(Part of a data file)
=======

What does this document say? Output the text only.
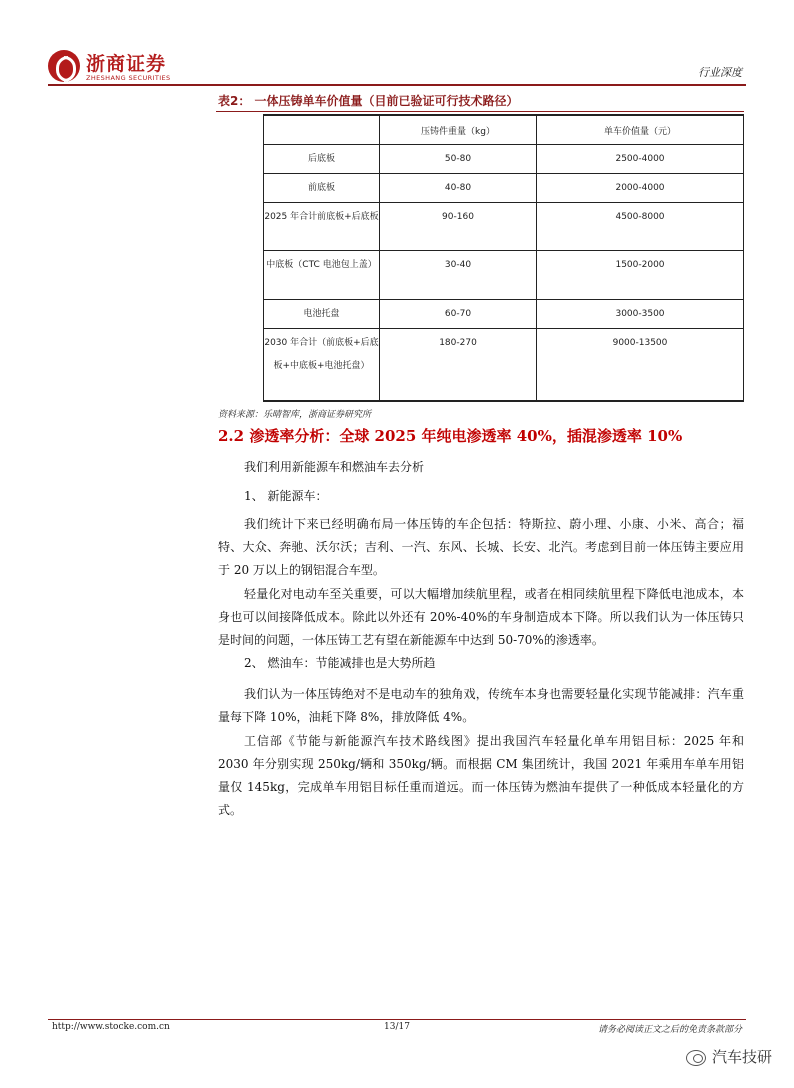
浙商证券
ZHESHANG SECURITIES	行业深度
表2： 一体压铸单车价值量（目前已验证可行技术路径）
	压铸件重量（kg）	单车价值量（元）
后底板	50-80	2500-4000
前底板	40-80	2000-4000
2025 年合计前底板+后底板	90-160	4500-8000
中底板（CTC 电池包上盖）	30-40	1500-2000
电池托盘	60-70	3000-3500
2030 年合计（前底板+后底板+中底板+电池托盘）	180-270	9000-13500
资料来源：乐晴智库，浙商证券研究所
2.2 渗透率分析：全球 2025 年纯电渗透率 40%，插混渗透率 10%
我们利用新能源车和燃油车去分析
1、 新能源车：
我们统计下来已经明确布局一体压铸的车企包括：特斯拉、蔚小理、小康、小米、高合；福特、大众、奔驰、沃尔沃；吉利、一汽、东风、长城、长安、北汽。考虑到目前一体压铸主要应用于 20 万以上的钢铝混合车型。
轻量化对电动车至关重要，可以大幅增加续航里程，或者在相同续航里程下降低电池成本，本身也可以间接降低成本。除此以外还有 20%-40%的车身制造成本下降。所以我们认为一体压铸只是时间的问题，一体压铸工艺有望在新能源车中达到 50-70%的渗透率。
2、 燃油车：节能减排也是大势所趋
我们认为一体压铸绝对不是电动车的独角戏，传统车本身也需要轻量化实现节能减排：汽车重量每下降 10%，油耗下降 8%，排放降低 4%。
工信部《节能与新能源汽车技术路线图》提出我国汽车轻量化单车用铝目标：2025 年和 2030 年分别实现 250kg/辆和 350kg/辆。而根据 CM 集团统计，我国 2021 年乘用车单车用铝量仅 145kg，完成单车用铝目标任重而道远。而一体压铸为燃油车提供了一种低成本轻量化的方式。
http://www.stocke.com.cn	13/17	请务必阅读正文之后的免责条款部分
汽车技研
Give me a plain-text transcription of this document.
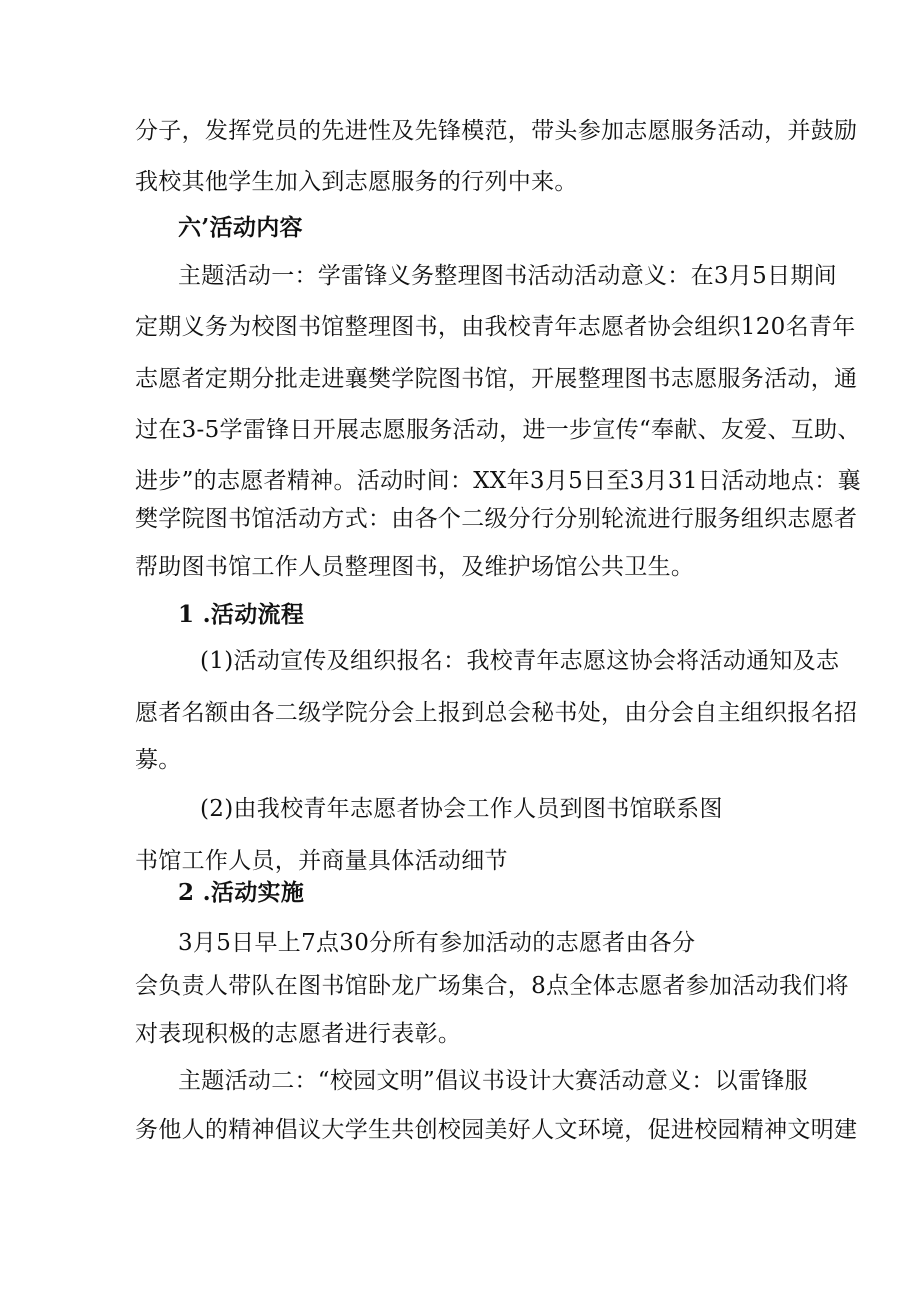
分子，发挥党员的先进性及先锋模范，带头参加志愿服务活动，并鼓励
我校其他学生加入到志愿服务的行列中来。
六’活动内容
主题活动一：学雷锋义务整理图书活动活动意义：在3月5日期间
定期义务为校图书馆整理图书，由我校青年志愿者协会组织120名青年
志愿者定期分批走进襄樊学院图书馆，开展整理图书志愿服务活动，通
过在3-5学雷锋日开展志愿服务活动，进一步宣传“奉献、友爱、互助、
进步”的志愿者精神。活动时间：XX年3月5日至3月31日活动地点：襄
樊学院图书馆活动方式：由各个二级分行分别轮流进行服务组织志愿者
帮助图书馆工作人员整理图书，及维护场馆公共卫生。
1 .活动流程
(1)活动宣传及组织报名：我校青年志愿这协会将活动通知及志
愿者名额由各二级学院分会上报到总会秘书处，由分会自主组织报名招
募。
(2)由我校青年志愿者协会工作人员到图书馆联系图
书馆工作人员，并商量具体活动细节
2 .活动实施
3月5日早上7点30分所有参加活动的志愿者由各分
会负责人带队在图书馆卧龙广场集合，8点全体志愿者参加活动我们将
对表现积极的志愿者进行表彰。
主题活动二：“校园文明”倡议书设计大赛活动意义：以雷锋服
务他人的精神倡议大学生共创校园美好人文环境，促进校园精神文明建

=======

EXERCISE DETAILS: Extract from the data every line where "电池托盘" shows up.

FULL RESPONSE:
电池托盘	60-70	3000-3500
2030 年合计（前底板+后底板+中底板+电池托盘）	180-270	9000-13500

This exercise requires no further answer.